Retype the material that follows, keeping every word as it is.

··· EXTRACTED ENTRIES

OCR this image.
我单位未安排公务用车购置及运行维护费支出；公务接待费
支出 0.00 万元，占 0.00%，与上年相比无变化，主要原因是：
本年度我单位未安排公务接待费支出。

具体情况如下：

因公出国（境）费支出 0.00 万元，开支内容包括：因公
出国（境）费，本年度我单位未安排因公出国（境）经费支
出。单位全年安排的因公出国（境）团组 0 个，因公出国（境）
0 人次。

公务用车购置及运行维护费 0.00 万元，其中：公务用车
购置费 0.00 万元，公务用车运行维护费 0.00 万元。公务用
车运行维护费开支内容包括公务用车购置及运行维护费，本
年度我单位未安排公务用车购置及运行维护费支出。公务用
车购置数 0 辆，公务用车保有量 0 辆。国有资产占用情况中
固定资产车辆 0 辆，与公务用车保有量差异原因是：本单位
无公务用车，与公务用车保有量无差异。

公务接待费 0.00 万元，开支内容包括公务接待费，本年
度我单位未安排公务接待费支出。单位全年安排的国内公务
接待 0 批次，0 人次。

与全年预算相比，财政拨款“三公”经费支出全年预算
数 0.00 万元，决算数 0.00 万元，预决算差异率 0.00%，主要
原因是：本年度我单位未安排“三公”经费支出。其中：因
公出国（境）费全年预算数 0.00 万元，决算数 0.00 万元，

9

······

- _TASK SOLUTION_
OCR this image.
我单位未安排公务用车购置及运行维护费支出；公务接待费
支出 0.00 万元，占 0.00%，与上年相比无变化，主要原因是：
本年度我单位未安排公务接待费支出。

具体情况如下：

因公出国（境）费支出 0.00 万元，开支内容包括：因公
出国（境）费，本年度我单位未安排因公出国（境）经费支
出。单位全年安排的因公出国（境）团组 0 个，因公出国（境）
0 人次。

公务用车购置及运行维护费 0.00 万元，其中：公务用车
购置费 0.00 万元，公务用车运行维护费 0.00 万元。公务用
车运行维护费开支内容包括公务用车购置及运行维护费，本
年度我单位未安排公务用车购置及运行维护费支出。公务用
车购置数 0 辆，公务用车保有量 0 辆。国有资产占用情况中
固定资产车辆 0 辆，与公务用车保有量差异原因是：本单位
无公务用车，与公务用车保有量无差异。

公务接待费 0.00 万元，开支内容包括公务接待费，本年
度我单位未安排公务接待费支出。单位全年安排的国内公务
接待 0 批次，0 人次。

与全年预算相比，财政拨款“三公”经费支出全年预算
数 0.00 万元，决算数 0.00 万元，预决算差异率 0.00%，主要
原因是：本年度我单位未安排“三公”经费支出。其中：因
公出国（境）费全年预算数 0.00 万元，决算数 0.00 万元，

9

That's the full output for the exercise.